▶ **Text passage**
Clarabelle did not speak, partly because clowns were traditionally mute but mainly because Keeshan couldn't. By his own admission, he was too untrained and untalented to utter an on-camera word. By trial and error though, he managed to develop a pantomimed personality for his clown that the kids loved. It was mean, petulant and often quite nasty but it was Clarabelle. The only one who didn't love him was "Buffalo" Bob, who lived for the musical segments of his show and who was frustrated that the clown couldn't play an instrument. They tried giving Keeshan lessons but he had a tin ear and no sense of rhythm: He couldn't even play a triangle on the beat. At one point, Smith fired Keeshan and put a trained musician in the Clarabelle make-up...but the trained musician failed to capture the popular Clarabelle personality and they had to hire Keeshan back. That happened at least once, maybe twice.

After many years of Smith getting very wealthy off Howdy Doody, several cast members, led by Keeshan, made a stand and demanded better pay. They were fired and it looked like Bob Keeshan's TV career was over. But after failing in some non-television jobs, he made an amazing comeback with two different local shows on which he actually spoke. He had to, since he was the entire cast and mime wouldn't have worked. Eventually, it all led to Captain Kangaroo, which he did on CBS for thirty years. For much of that time, the show was live and it had to be done twice each morning, back to back. Keeshan and his small stock company (often, just Lumpy "Mr. Green Jeans" Brannum plus one puppeteer) would do an entire hour telecast live and then, after he said good-bye, they'd have sixty seconds to reset everything and do the entire show again for a different time zone. Somehow, it worked.

I actually watched the first telecast of Captain Kangaroo in October of '55. I was three and a half years old but I still remember it. A few years back when I worked with Mr. Keeshan, I of course told him this. He was very polite about it but I had the feeling that lots of people around my age told him that and he tended to not believe it.

The project was a show called CBS Storybreak, which we taped over at Television City on Stage 33, the home of The Price is Right. Keeshan had retired Cap'n Kangaroo by then and he hosted our show as Bob Keeshan. The network wanted him because of his enormous credibility in the area of children's programming and the fact that his hosting would help endorse a show they wished to have viewed as enriching. Mr. Keeshan, having learned well from "Buffalo" Bob, charged CBS what they felt was an exorbitant fee...but they paid it. One of the Business Affairs guys grumbled that the last few years Captain Kangaroo was on the network, as they kept cutting back his show and moving it to worse and worse time slots, he held the network up for vast amounts of cash. He kept threatening (they claimed) to go public and tell America that CBS didn't care about programming for children, and they essentially paid him off to let them phase out his show without a huge protest.

▶ **Dataset excerpts**

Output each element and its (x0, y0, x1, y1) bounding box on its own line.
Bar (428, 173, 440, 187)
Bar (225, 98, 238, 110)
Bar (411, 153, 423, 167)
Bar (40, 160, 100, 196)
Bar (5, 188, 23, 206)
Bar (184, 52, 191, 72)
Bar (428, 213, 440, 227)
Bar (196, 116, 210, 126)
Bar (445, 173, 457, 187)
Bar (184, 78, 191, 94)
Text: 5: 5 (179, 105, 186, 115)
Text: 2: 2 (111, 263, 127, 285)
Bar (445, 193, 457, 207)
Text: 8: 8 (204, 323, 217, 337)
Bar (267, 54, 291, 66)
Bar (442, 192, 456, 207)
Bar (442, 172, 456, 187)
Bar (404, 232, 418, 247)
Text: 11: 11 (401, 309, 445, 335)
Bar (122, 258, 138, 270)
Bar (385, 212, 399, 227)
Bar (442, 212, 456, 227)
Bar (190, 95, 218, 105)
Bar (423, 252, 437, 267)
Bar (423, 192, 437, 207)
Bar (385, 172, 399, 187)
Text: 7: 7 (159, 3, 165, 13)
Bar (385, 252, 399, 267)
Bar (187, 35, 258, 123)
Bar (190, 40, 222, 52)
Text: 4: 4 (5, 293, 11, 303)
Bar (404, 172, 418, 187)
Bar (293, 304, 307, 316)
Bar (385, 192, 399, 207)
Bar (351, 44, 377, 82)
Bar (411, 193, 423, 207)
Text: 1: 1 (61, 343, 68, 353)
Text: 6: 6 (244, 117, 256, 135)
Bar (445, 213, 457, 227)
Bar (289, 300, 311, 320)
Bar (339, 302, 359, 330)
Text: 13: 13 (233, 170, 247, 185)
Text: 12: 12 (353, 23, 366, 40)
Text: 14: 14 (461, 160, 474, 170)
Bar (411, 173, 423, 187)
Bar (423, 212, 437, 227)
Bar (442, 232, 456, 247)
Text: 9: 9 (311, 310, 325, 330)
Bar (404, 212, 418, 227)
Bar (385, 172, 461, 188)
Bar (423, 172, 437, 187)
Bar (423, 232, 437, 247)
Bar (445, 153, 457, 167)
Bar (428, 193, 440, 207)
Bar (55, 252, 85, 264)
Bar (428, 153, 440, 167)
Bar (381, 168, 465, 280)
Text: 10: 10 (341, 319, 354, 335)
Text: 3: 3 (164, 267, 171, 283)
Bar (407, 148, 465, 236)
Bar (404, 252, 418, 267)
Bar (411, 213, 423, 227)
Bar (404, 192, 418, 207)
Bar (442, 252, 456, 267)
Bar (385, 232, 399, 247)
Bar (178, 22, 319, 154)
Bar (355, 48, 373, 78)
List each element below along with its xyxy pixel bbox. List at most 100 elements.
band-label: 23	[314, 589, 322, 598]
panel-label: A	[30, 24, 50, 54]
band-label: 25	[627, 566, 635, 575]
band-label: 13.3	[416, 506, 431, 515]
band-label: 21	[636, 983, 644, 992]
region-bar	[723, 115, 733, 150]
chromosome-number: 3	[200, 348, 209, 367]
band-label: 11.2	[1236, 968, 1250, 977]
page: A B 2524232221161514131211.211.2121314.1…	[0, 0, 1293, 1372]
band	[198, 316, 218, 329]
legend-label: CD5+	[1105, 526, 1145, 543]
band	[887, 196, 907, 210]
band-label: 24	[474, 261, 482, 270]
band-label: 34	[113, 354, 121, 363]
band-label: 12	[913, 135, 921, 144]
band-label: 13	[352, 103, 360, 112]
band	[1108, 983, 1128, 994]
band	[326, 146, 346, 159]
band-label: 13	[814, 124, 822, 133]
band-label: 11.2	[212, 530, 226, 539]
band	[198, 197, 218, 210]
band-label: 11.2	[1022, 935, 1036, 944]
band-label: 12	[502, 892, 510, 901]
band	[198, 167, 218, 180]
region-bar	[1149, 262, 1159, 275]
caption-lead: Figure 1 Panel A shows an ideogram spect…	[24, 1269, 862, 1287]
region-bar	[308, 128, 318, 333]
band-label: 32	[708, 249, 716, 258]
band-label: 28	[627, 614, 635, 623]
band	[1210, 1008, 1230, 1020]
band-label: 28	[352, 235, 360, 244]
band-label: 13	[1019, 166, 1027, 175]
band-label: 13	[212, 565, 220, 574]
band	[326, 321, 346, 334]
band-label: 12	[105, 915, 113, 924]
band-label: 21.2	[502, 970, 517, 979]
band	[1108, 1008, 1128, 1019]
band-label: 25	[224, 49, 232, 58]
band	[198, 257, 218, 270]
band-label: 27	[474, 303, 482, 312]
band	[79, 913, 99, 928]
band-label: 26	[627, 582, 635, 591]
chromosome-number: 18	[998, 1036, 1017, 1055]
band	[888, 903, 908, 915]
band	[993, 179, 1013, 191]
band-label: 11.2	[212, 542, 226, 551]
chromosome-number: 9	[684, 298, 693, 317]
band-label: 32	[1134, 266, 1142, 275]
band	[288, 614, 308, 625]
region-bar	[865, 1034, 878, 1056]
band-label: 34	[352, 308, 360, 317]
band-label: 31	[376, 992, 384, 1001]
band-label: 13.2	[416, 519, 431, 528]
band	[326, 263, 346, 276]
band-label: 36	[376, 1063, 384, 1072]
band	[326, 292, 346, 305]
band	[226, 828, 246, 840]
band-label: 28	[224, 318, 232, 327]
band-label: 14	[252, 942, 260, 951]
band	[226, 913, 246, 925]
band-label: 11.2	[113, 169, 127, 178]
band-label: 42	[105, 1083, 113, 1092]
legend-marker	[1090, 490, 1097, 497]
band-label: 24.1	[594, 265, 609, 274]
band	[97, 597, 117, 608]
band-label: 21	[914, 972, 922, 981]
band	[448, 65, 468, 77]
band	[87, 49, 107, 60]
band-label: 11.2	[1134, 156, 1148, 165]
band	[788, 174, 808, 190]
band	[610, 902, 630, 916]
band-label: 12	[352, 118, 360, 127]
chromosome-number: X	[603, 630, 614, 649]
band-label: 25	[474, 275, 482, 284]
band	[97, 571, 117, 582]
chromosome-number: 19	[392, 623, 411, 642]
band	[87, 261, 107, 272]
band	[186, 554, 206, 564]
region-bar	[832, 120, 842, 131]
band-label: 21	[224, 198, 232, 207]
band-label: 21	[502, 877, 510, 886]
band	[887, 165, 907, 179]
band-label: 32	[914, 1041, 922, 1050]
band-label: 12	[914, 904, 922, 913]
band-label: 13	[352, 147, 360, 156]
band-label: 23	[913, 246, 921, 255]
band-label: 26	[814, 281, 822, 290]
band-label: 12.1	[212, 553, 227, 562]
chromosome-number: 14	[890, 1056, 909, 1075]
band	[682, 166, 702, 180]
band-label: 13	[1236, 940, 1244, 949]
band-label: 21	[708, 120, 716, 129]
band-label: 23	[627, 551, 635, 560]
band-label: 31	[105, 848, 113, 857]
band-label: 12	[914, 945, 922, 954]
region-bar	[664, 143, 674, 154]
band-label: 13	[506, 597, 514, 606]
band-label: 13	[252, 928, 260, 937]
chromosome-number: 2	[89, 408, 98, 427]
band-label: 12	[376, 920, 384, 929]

▶ **Work to do**
a. Repeat the text about Bob Keeshan word for word, from "I actually watched" to "not believe it.".
b. In the text about Bob Keeshan, where was CBS Storybreak taped?
c. Write the next part of the text about Bob Keeshan, picking up after its final sentence.

▶ **Responses**
a.
I actually watched the first telecast of Captain Kangaroo in October of '55. I was three and a half years old but I still remember it. A few years back when I worked with Mr. Keeshan, I of course told him this. He was very polite about it but I had the feeling that lots of people around my age told him that and he tended to not believe it.

b. At Television City on Stage 33, the home of The Price is Right.

c.
I don't know to what extent that's true but if it's completely true, it only adds to my respect for the man. Holding CBS up for money is an admirable skill, and I wish I was as good at it as he apparently was. Beyond that, I found him to be a genuinely kind, soft-spoken man who was everything you'd want Bob "Captain Kangaroo" Keeshan to be. He answered all my silly questions about his various TV endeavors, but he also kept asking everyone on the show about our backgrounds, particularly what kinds of training and education had led us to our present stations in life. He talked at length with the make-up lady about her family problems and joked with her about how, all the years he did Captain Kangaroo, he "grew into" the part and required less and less make-up. Eventually, he said, he reached the stage where they had to try and make him look younger than he really was. "That was a frightening moment," he said.

He said that despite turning into the kindly old man he played, he never got recognized in public by the visual. People, he said, only recognized him from his voice. It was a wonderful voice...warm and instantly friendly, and so much a part of so many lives for so many years. It's amazing to think that for so long, that man couldn't even use that voice in front of a camera. And it's sad to think of all the kids who won't grow up hearing it.

Steve Hoffman
01-23-2004, 01:00 PM
Rich,

A great obit, thanks!

I LOVE THIS PART: "For much of that time, the show was live and it had to be done twice each morning, back to back. Keeshan and his small stock company (often, just Lumpy "Mr. Green Jeans" Brannum plus one puppeteer) would do an entire hour telecast live and then, after he said good-bye, they'd have sixty seconds to reset everything and do the entire show again for a different time zone. Somehow, it worked."


Wow, doing it live twice was really interesting. I remember as a small kid in the 1950's getting up really early on Saturday morning and waiting for the show to come on. First (on CBS, Channel 2) there was "Let Us Pray", then "Farm Report" (if you can believe it) and then, yah, CAPTAIN KANGAROO!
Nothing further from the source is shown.